* **Source**

Je ne suis pas non plus certaine de l'utilisation de la virgule avant le but

Thanks !


----------



## dangph

In English you can get rid of _that_ if you like, if you think it sounds better. But if your sentence is less clear without the _that_, then you should keep it.

He thinks surfing is very tiring, but it's great fun​
Who thinks surfing is great fun? Him? You? It's not clear. Let's keep the _that_. Now it's clear:

He thinks that surfing is very tiring, but that it's great fun. ​
Can we get rid of the comma?

You can join sentences together with _and_, _or_, or _but_. These words are called 'conjunctions' if they are used for joining. If you join two sentences together with a conjunction, then you should have a comma before the conjunction. For example:

He likes surfing. He prefers swimming. ==> He likes surfing, but he prefers swimming. (We need a comma.)​
Going backwards, can we split your sentence into two sentences? ('Independent clauses' in grammatical terms.)

He thinks that surfing is very tiring, but that it's great fun. ==> He thinks that surfing is very tiring. That it's great fun. ​
_That it's great fun_ can't really stand on its own as a sentence. We don't need the comma.

* **Aim A**
Print the forum excerpt on using "that" and commas in full, without any changes.
The records are unrelated to the forum excerpt.

* **Element box records**
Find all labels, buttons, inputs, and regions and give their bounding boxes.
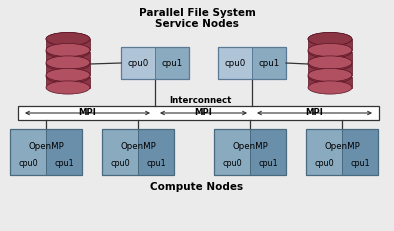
Ellipse shape	[46, 82, 90, 95]
Bar	[121, 48, 155, 80]
Bar	[46, 129, 82, 175]
Ellipse shape	[46, 58, 90, 71]
Ellipse shape	[46, 71, 90, 84]
Text: cpu1: cpu1	[54, 158, 74, 167]
Bar	[342, 129, 378, 175]
Bar	[46, 52, 90, 63]
Text: MPI: MPI	[306, 108, 323, 117]
Ellipse shape	[46, 46, 90, 59]
Ellipse shape	[308, 82, 352, 95]
Bar	[102, 129, 174, 175]
Text: cpu1: cpu1	[258, 59, 280, 68]
Text: cpu1: cpu1	[146, 158, 166, 167]
Text: cpu0: cpu0	[222, 158, 242, 167]
Bar	[18, 106, 379, 121]
Ellipse shape	[308, 58, 352, 71]
Bar	[102, 129, 138, 175]
Bar	[308, 65, 352, 76]
Bar	[306, 129, 378, 175]
Ellipse shape	[308, 33, 352, 46]
Bar	[250, 129, 286, 175]
Bar	[218, 48, 286, 80]
Bar	[121, 48, 189, 80]
Bar	[308, 77, 352, 88]
Text: MPI: MPI	[78, 108, 97, 117]
Bar	[306, 129, 342, 175]
Text: OpenMP: OpenMP	[232, 141, 268, 150]
Ellipse shape	[46, 69, 90, 82]
Bar	[214, 129, 286, 175]
Bar	[252, 48, 286, 80]
Bar	[10, 129, 46, 175]
Ellipse shape	[46, 33, 90, 46]
Bar	[138, 129, 174, 175]
Text: OpenMP: OpenMP	[120, 141, 156, 150]
Bar	[46, 77, 90, 88]
Text: cpu0: cpu0	[110, 158, 130, 167]
Ellipse shape	[46, 33, 90, 46]
Bar	[214, 129, 250, 175]
Ellipse shape	[308, 69, 352, 82]
Bar	[46, 40, 90, 51]
Text: cpu0: cpu0	[18, 158, 38, 167]
Text: cpu0: cpu0	[127, 59, 149, 68]
Text: Service Nodes: Service Nodes	[155, 19, 239, 29]
Text: OpenMP: OpenMP	[324, 141, 360, 150]
Bar	[308, 52, 352, 63]
Ellipse shape	[308, 46, 352, 59]
Bar	[155, 48, 189, 80]
Text: MPI: MPI	[195, 108, 212, 117]
Text: cpu1: cpu1	[162, 59, 183, 68]
Ellipse shape	[308, 57, 352, 70]
Text: cpu0: cpu0	[314, 158, 334, 167]
Text: cpu1: cpu1	[258, 158, 278, 167]
Ellipse shape	[308, 71, 352, 84]
Ellipse shape	[308, 33, 352, 46]
Bar	[308, 40, 352, 51]
Text: Compute Nodes: Compute Nodes	[151, 181, 243, 191]
Text: OpenMP: OpenMP	[28, 141, 64, 150]
Ellipse shape	[46, 57, 90, 70]
Bar	[46, 65, 90, 76]
Text: Parallel File System: Parallel File System	[139, 8, 255, 18]
Text: cpu0: cpu0	[224, 59, 245, 68]
Bar	[218, 48, 252, 80]
Text: Interconnect: Interconnect	[169, 96, 231, 105]
Ellipse shape	[308, 44, 352, 57]
Text: cpu1: cpu1	[350, 158, 370, 167]
Ellipse shape	[46, 44, 90, 57]
Bar	[10, 129, 82, 175]
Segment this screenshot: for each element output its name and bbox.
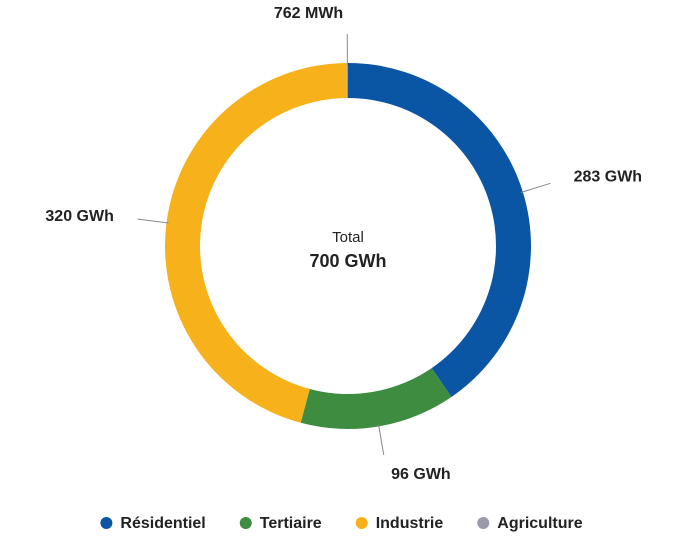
value-label: 96 GWh <box>391 466 451 483</box>
value-label: 283 GWh <box>574 169 642 186</box>
legend-label: Agriculture <box>497 515 582 532</box>
legend-label: Résidentiel <box>120 515 205 532</box>
value-label: 762 MWh <box>274 5 343 22</box>
donut-segment <box>165 63 347 423</box>
legend-marker <box>100 517 113 529</box>
legend-label: Tertiaire <box>260 515 322 532</box>
value-label: 320 GWh <box>45 208 113 225</box>
legend-marker <box>239 517 252 529</box>
donut-segment <box>300 368 452 429</box>
center-label: 700 GWh <box>309 251 386 271</box>
donut-segment <box>348 63 531 397</box>
legend-marker <box>355 517 368 529</box>
center-title: Total <box>332 229 364 246</box>
legend-label: Industrie <box>376 515 444 532</box>
leader-line <box>520 182 551 193</box>
leader-line <box>137 218 169 224</box>
donut-segment <box>346 63 348 99</box>
legend-marker <box>477 517 490 529</box>
leader-line <box>378 424 385 456</box>
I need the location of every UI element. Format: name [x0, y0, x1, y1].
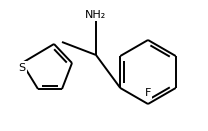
Text: F: F	[145, 88, 151, 98]
Text: S: S	[19, 63, 26, 73]
Text: NH₂: NH₂	[85, 10, 107, 20]
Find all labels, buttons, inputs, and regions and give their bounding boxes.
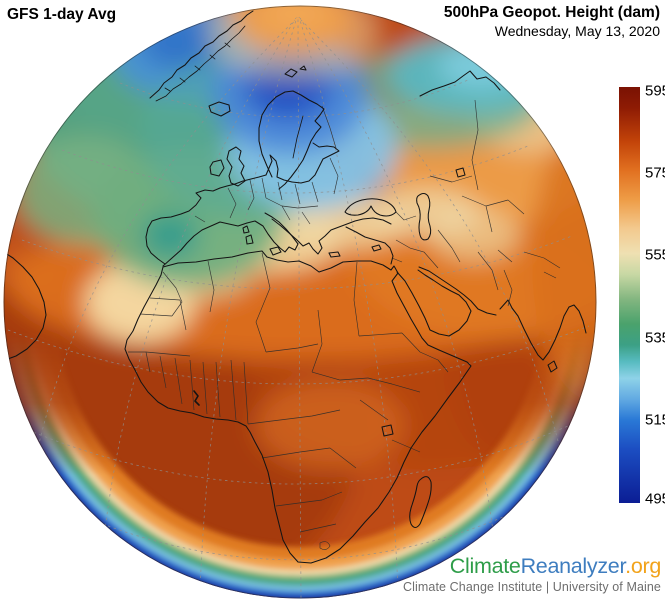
model-label: GFS 1-day Avg (7, 6, 117, 23)
country-borders (128, 99, 561, 550)
institute-subtitle: Climate Change Institute | University of… (403, 580, 661, 594)
colorbar-tick-575: 575 (645, 164, 665, 182)
colorbar-tick-515: 515 (645, 411, 665, 429)
logo-climate-part: Climate (449, 554, 521, 578)
branding-block: ClimateReanalyzer.org Climate Change Ins… (403, 555, 661, 594)
colorbar-tick-495: 495 (645, 490, 665, 508)
colorbar (619, 87, 640, 503)
graticule-lines (7, 15, 590, 599)
colorbar-tick-595: 595 (645, 82, 665, 100)
climate-reanalyzer-logo-link[interactable]: ClimateReanalyzer.org (403, 554, 662, 578)
date-label: Wednesday, May 13, 2020 (494, 23, 660, 39)
header-right: 500hPa Geopot. Height (dam) Wednesday, M… (444, 4, 660, 39)
colorbar-tick-535: 535 (645, 329, 665, 347)
logo-reanalyzer-part: Reanalyzer (520, 554, 626, 578)
southern-rim-bands (3, 5, 597, 599)
coastlines (3, 10, 587, 564)
colorbar-tick-555: 555 (645, 246, 665, 264)
logo-org-part: .org (625, 554, 661, 578)
variable-label: 500hPa Geopot. Height (dam) (443, 4, 660, 21)
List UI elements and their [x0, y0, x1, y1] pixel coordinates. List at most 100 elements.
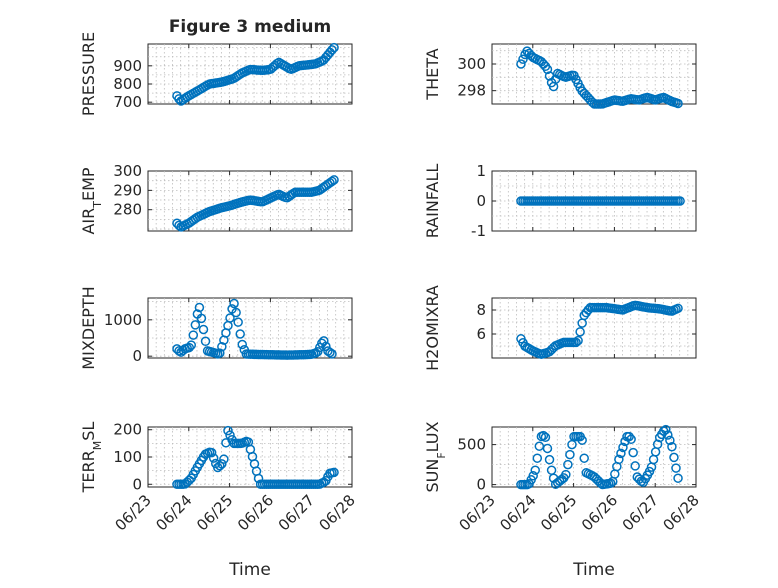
data-point [184, 342, 194, 353]
x-tick-label: 06/24 [152, 491, 195, 534]
y-tick-label: 0 [132, 475, 142, 493]
data-point [565, 449, 575, 460]
y-axis-label: MIXDEPTH [79, 286, 98, 369]
x-tick-label: 06/23 [112, 491, 155, 534]
data-point [325, 347, 335, 358]
data-point [231, 307, 241, 318]
axes-frame [147, 426, 353, 488]
data-point [186, 340, 196, 350]
data-point [223, 425, 233, 436]
y-tick-label: 100 [113, 448, 142, 466]
data-point [327, 176, 337, 187]
y-axis-label: RAINFALL [423, 164, 442, 239]
data-point [194, 302, 205, 313]
data-point [644, 466, 655, 477]
y-tick-label: 900 [113, 57, 142, 75]
y-tick-label: -1 [471, 222, 486, 240]
data-point [217, 459, 227, 469]
data-point [237, 339, 247, 350]
data-point [319, 336, 329, 346]
y-tick-label: 298 [457, 82, 486, 100]
data-point [544, 454, 555, 465]
subplot-2: 298 300 THETA [423, 43, 697, 109]
data-point [198, 324, 209, 335]
y-axis-label: SUNFLUX [423, 421, 448, 492]
data-point [532, 453, 543, 463]
data-point [538, 430, 549, 441]
data-point [215, 460, 225, 471]
data-point [630, 461, 640, 471]
y-axis-label: PRESSURE [79, 32, 98, 116]
data-point [579, 453, 589, 463]
data-point [190, 320, 201, 330]
data-point [661, 424, 671, 435]
data-point [671, 463, 681, 473]
data-point [616, 448, 626, 459]
data-point [235, 329, 245, 339]
x-tick-label: 06/23 [456, 491, 499, 534]
data-point [577, 435, 587, 445]
y-tick-label: 0 [132, 347, 142, 365]
data-point [673, 98, 683, 109]
data-point [518, 54, 528, 64]
data-point [327, 45, 337, 55]
y-tick-label: 200 [113, 421, 142, 439]
data-point [219, 454, 229, 464]
y-tick-label: 800 [113, 75, 142, 93]
data-point [225, 313, 235, 323]
data-point [174, 346, 184, 356]
y-tick-label: 0 [476, 476, 486, 494]
y-tick-label: 500 [457, 436, 486, 454]
y-axis-label: AIRTEMP [79, 167, 104, 234]
data-point [188, 330, 199, 340]
data-point [575, 327, 585, 337]
data-point [217, 341, 227, 352]
subplot-4: -1 0 1 RAINFALL [423, 162, 697, 240]
y-tick-label: 1000 [104, 311, 142, 329]
data-point [628, 447, 638, 458]
x-tick-label: 06/24 [496, 491, 539, 534]
data-point [329, 42, 339, 53]
y-tick-label: 0 [476, 192, 486, 210]
data-point [675, 196, 685, 206]
data-point [516, 59, 526, 69]
data-point [605, 478, 616, 489]
data-point [673, 303, 683, 314]
x-tick-label: 06/26 [578, 491, 621, 534]
y-tick-label: 300 [457, 55, 486, 73]
x-tick-label: 06/26 [234, 491, 277, 534]
data-point [561, 469, 571, 480]
data-point [196, 313, 207, 324]
subplot-6: 6 8 H2OMIXRA [423, 285, 697, 371]
data-point [329, 467, 339, 478]
y-tick-label: 700 [113, 93, 142, 111]
y-tick-label: 1 [476, 162, 486, 180]
subplot-5: 0 1000 MIXDEPTH [79, 286, 353, 370]
data-point [573, 335, 583, 346]
x-tick-label: 06/28 [316, 491, 359, 534]
y-tick-label: 8 [476, 301, 486, 319]
data-point [528, 471, 538, 481]
data-point [208, 453, 219, 463]
x-tick-label: 06/25 [193, 491, 236, 534]
data-point [542, 443, 553, 454]
data-point [229, 298, 239, 309]
data-point [624, 431, 634, 442]
data-point [652, 439, 663, 450]
y-axis-label: H2OMIXRA [423, 285, 442, 371]
data-point [673, 473, 683, 483]
data-point [329, 175, 339, 185]
y-tick-label: 290 [113, 181, 142, 199]
data-point [206, 447, 217, 458]
x-axis-label: Time [572, 560, 615, 580]
data-point [530, 465, 540, 475]
data-point [667, 441, 677, 452]
data-point [233, 317, 243, 327]
data-point [669, 452, 679, 463]
y-tick-label: 6 [476, 325, 486, 343]
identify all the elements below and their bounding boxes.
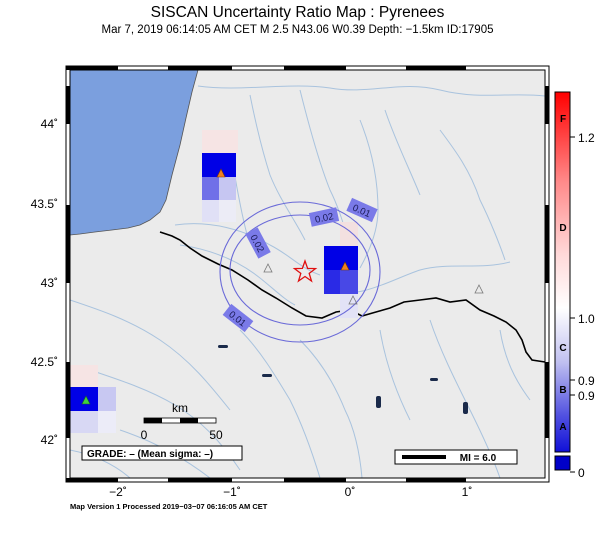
contour-label: 0.02 [314, 211, 334, 226]
lon-axis: −2˚ −1˚ 0˚ 1˚ [109, 485, 472, 499]
lat-axis: 44˚ 43.5˚ 43˚ 42.5˚ 42˚ [31, 117, 58, 447]
processing-footer: Map Version 1 Processed 2019−03−07 06:16… [70, 502, 268, 511]
lat-tick-label: 44˚ [41, 117, 58, 131]
contour-labels: 0.02 0.01 0.02 0.01 [222, 197, 378, 333]
grade-label: D [559, 223, 566, 234]
station-triangle-icon [474, 284, 484, 294]
lon-tick-label: 1˚ [462, 485, 473, 499]
lon-tick-label: −1˚ [223, 485, 241, 499]
lat-tick-label: 42˚ [41, 433, 58, 447]
station-triangle-icon [340, 261, 350, 271]
station-triangle-icon [263, 263, 273, 273]
grade-label: B [559, 385, 566, 396]
epicenter-star-icon [292, 259, 318, 283]
event-subtitle: Mar 7, 2019 06:14:05 AM CET M 2.5 N43.06… [101, 24, 494, 36]
lon-tick-label: −2˚ [109, 485, 127, 499]
scale-bar-max: 50 [209, 428, 223, 442]
lat-tick-label: 43.5˚ [31, 197, 58, 211]
grade-text: GRADE: – (Mean sigma: –) [87, 449, 213, 460]
mi-box: MI = 6.0 [394, 449, 518, 465]
stations [81, 168, 484, 405]
lat-tick-label: 43˚ [41, 276, 58, 290]
contours [219, 201, 381, 343]
map-title: SISCAN Uncertainty Ratio Map : Pyrenees [150, 4, 445, 21]
colorbar-value: 0.9 [578, 374, 595, 388]
map-frame [65, 65, 550, 483]
ocean-bay-of-biscay [70, 70, 199, 236]
lat-tick-label: 42.5˚ [31, 355, 58, 369]
lon-tick-label: 0˚ [345, 485, 356, 499]
scale-bar-unit: km [172, 401, 188, 415]
scale-bar: km 0 50 [141, 401, 223, 442]
station-triangle-icon [81, 395, 91, 405]
grade-label: C [559, 343, 566, 354]
colorbar-value: 1.0 [578, 312, 595, 326]
grade-box: GRADE: – (Mean sigma: –) [81, 445, 243, 461]
colorbar-value: 1.2 [578, 131, 595, 145]
mi-text: MI = 6.0 [460, 453, 497, 464]
colorbar-value: 0.9 [578, 389, 595, 403]
station-triangle-icon [216, 168, 226, 178]
scale-bar-min: 0 [141, 428, 148, 442]
station-triangle-icon [348, 295, 358, 305]
grade-label: F [560, 114, 566, 125]
colorbar-value: 0 [578, 466, 585, 480]
rivers [70, 85, 545, 478]
grade-label: A [559, 422, 566, 433]
lakes [218, 345, 468, 414]
map-area: 0.02 0.01 0.02 0.01 [70, 70, 545, 478]
colorbar: F D C B A 1.2 1.0 0.9 0.9 0 [554, 91, 595, 480]
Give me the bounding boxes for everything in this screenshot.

* **Aim B**
Output, verbatim, the part of the records that opens with the line containing "data-point [184, 342, 194, 353]" and closes with the line containing "y-tick-label: 298 [457, 82, 486, 100]", both lines included, and nothing else.

* **Correct answer A**
Je ne suis pas non plus certaine de l'utilisation de la virgule avant le but

Thanks !


----------



## dangph

In English you can get rid of _that_ if you like, if you think it sounds better. But if your sentence is less clear without the _that_, then you should keep it.

He thinks surfing is very tiring, but it's great fun​
Who thinks surfing is great fun? Him? You? It's not clear. Let's keep the _that_. Now it's clear:

He thinks that surfing is very tiring, but that it's great fun. ​
Can we get rid of the comma?

You can join sentences together with _and_, _or_, or _but_. These words are called 'conjunctions' if they are used for joining. If you join two sentences together with a conjunction, then you should have a comma before the conjunction. For example:

He likes surfing. He prefers swimming. ==> He likes surfing, but he prefers swimming. (We need a comma.)​
Going backwards, can we split your sentence into two sentences? ('Independent clauses' in grammatical terms.)

He thinks that surfing is very tiring, but that it's great fun. ==> He thinks that surfing is very tiring. That it's great fun. ​
_That it's great fun_ can't really stand on its own as a sentence. We don't need the comma.

* **Correct answer B**
data-point [184, 342, 194, 353]
x-tick-label: 06/24 [152, 491, 195, 534]
y-tick-label: 0 [132, 475, 142, 493]
data-point [565, 449, 575, 460]
y-axis-label: MIXDEPTH [79, 286, 98, 369]
x-tick-label: 06/23 [112, 491, 155, 534]
data-point [325, 347, 335, 358]
data-point [231, 307, 241, 318]
axes-frame [147, 426, 353, 488]
data-point [186, 340, 196, 350]
data-point [223, 425, 233, 436]
y-tick-label: 100 [113, 448, 142, 466]
data-point [327, 176, 337, 187]
y-axis-label: RAINFALL [423, 164, 442, 239]
data-point [194, 302, 205, 313]
data-point [644, 466, 655, 477]
y-tick-label: 900 [113, 57, 142, 75]
y-tick-label: -1 [471, 222, 486, 240]
data-point [217, 459, 227, 469]
data-point [237, 339, 247, 350]
data-point [319, 336, 329, 346]
y-tick-label: 298 [457, 82, 486, 100]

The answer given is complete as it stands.